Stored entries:
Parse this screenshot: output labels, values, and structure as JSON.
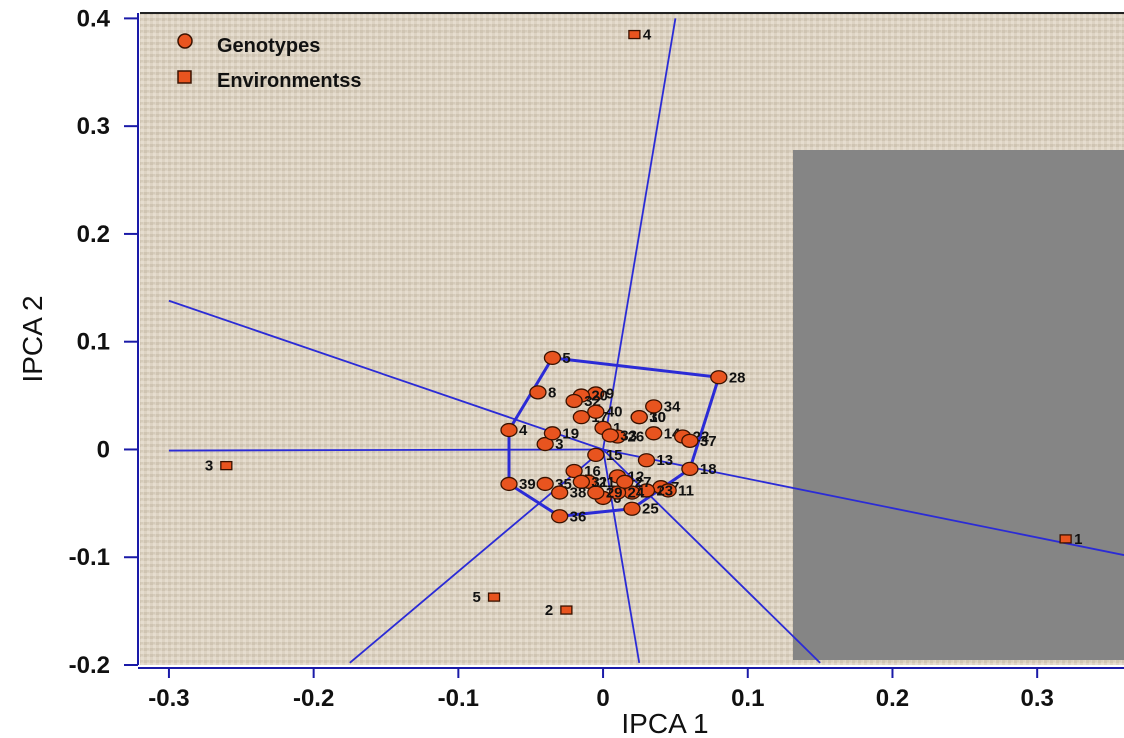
{
  "chart_data": {
    "type": "scatter",
    "title": "",
    "xlabel": "IPCA 1",
    "ylabel": "IPCA 2",
    "xlim": [
      -0.32,
      0.36
    ],
    "ylim": [
      -0.2,
      0.405
    ],
    "x_ticks": [
      -0.3,
      -0.2,
      -0.1,
      0,
      0.1,
      0.2,
      0.3
    ],
    "x_tick_labels": [
      "-0.3",
      "-0.2",
      "-0.1",
      "0",
      "0.1",
      "0.2",
      "0.3"
    ],
    "y_ticks": [
      -0.2,
      -0.1,
      0,
      0.1,
      0.2,
      0.3,
      0.4
    ],
    "y_tick_labels": [
      "-0.2",
      "-0.1",
      "0",
      "0.1",
      "0.2",
      "0.3",
      "0.4"
    ],
    "legend": {
      "position": "top-left",
      "entries": [
        {
          "label": "Genotypes",
          "marker": "circle"
        },
        {
          "label": "Environmentss",
          "marker": "square"
        }
      ]
    },
    "colors": {
      "marker_fill": "#e8541f",
      "marker_stroke": "#3a1200",
      "line": "#2b2bd6",
      "background": "#ddd3c3",
      "overlay": "#858585"
    },
    "series": [
      {
        "name": "Genotypes",
        "marker": "circle",
        "points": [
          {
            "label": "1",
            "x": 0.0,
            "y": 0.02
          },
          {
            "label": "2",
            "x": 0.02,
            "y": -0.04
          },
          {
            "label": "3",
            "x": -0.04,
            "y": 0.005
          },
          {
            "label": "4",
            "x": -0.065,
            "y": 0.018
          },
          {
            "label": "5",
            "x": -0.035,
            "y": 0.085
          },
          {
            "label": "6",
            "x": 0.0,
            "y": -0.045
          },
          {
            "label": "7",
            "x": 0.04,
            "y": -0.035
          },
          {
            "label": "8",
            "x": -0.045,
            "y": 0.053
          },
          {
            "label": "9",
            "x": -0.005,
            "y": 0.052
          },
          {
            "label": "10",
            "x": 0.025,
            "y": 0.03
          },
          {
            "label": "11",
            "x": 0.045,
            "y": -0.038
          },
          {
            "label": "12",
            "x": 0.01,
            "y": -0.025
          },
          {
            "label": "13",
            "x": 0.03,
            "y": -0.01
          },
          {
            "label": "14",
            "x": 0.035,
            "y": 0.015
          },
          {
            "label": "15",
            "x": -0.005,
            "y": -0.005
          },
          {
            "label": "16",
            "x": -0.02,
            "y": -0.02
          },
          {
            "label": "17",
            "x": -0.015,
            "y": 0.03
          },
          {
            "label": "18",
            "x": 0.06,
            "y": -0.018
          },
          {
            "label": "19",
            "x": -0.035,
            "y": 0.015
          },
          {
            "label": "20",
            "x": -0.015,
            "y": 0.05
          },
          {
            "label": "21",
            "x": -0.01,
            "y": -0.03
          },
          {
            "label": "22",
            "x": 0.055,
            "y": 0.012
          },
          {
            "label": "23",
            "x": 0.03,
            "y": -0.038
          },
          {
            "label": "24",
            "x": 0.01,
            "y": -0.04
          },
          {
            "label": "25",
            "x": 0.02,
            "y": -0.055
          },
          {
            "label": "26",
            "x": 0.01,
            "y": 0.012
          },
          {
            "label": "27",
            "x": 0.015,
            "y": -0.03
          },
          {
            "label": "28",
            "x": 0.08,
            "y": 0.067
          },
          {
            "label": "29",
            "x": -0.005,
            "y": -0.04
          },
          {
            "label": "30",
            "x": 0.025,
            "y": 0.03
          },
          {
            "label": "31",
            "x": -0.015,
            "y": -0.03
          },
          {
            "label": "32",
            "x": -0.02,
            "y": 0.045
          },
          {
            "label": "33",
            "x": 0.005,
            "y": 0.013
          },
          {
            "label": "34",
            "x": 0.035,
            "y": 0.04
          },
          {
            "label": "35",
            "x": -0.04,
            "y": -0.032
          },
          {
            "label": "36",
            "x": -0.03,
            "y": -0.062
          },
          {
            "label": "37",
            "x": 0.06,
            "y": 0.008
          },
          {
            "label": "38",
            "x": -0.03,
            "y": -0.04
          },
          {
            "label": "39",
            "x": -0.065,
            "y": -0.032
          },
          {
            "label": "40",
            "x": -0.005,
            "y": 0.035
          }
        ]
      },
      {
        "name": "Environmentss",
        "marker": "square",
        "points": [
          {
            "label": "1",
            "x": 0.32,
            "y": -0.083
          },
          {
            "label": "2",
            "x": -0.025,
            "y": -0.149
          },
          {
            "label": "3",
            "x": -0.26,
            "y": -0.015
          },
          {
            "label": "4",
            "x": 0.022,
            "y": 0.385
          },
          {
            "label": "5",
            "x": -0.075,
            "y": -0.137
          }
        ]
      }
    ],
    "polygon_vertices": [
      {
        "x": -0.035,
        "y": 0.085
      },
      {
        "x": 0.08,
        "y": 0.067
      },
      {
        "x": 0.06,
        "y": -0.018
      },
      {
        "x": 0.02,
        "y": -0.055
      },
      {
        "x": -0.03,
        "y": -0.062
      },
      {
        "x": -0.065,
        "y": -0.032
      },
      {
        "x": -0.065,
        "y": 0.018
      }
    ],
    "sector_rays": [
      {
        "x1": 0.0,
        "y1": 0.0,
        "x2": 0.05,
        "y2": 0.4
      },
      {
        "x1": 0.0,
        "y1": 0.0,
        "x2": 0.36,
        "y2": -0.098
      },
      {
        "x1": 0.0,
        "y1": 0.0,
        "x2": -0.3,
        "y2": 0.138
      },
      {
        "x1": 0.0,
        "y1": 0.0,
        "x2": -0.3,
        "y2": -0.001
      },
      {
        "x1": 0.0,
        "y1": 0.0,
        "x2": -0.175,
        "y2": -0.198
      },
      {
        "x1": 0.0,
        "y1": 0.0,
        "x2": 0.025,
        "y2": -0.198
      },
      {
        "x1": 0.0,
        "y1": 0.0,
        "x2": 0.15,
        "y2": -0.198
      }
    ]
  }
}
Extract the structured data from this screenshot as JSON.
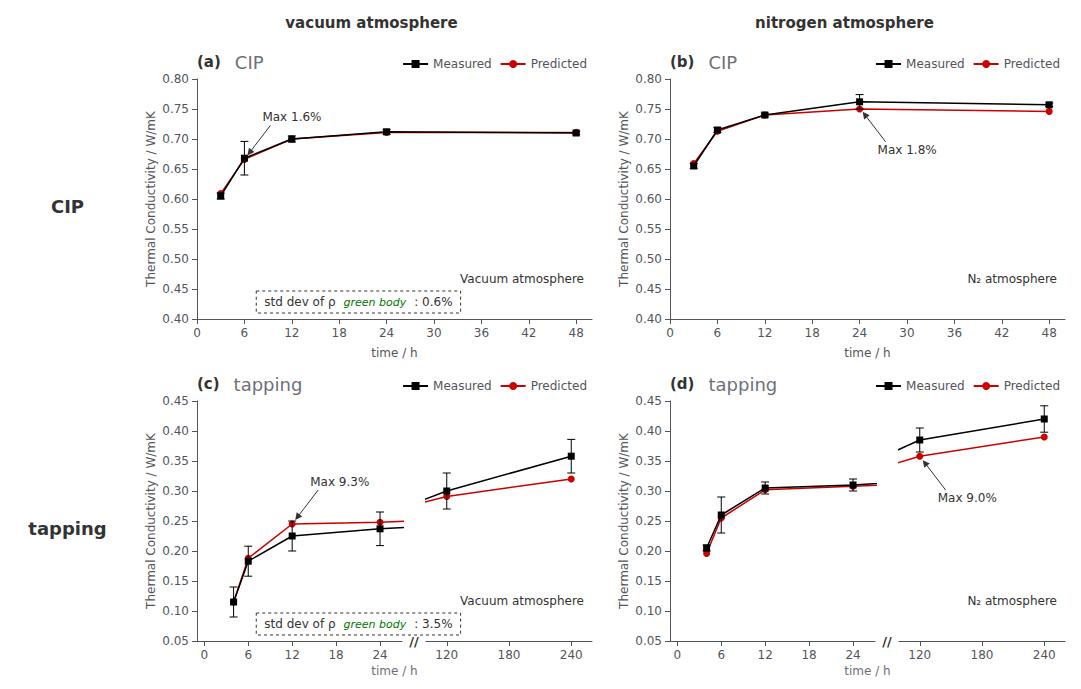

Goal ->
Go over the records above and tally the lines with the word "screenshot" in them. Give the number alone.

Correct result ->
2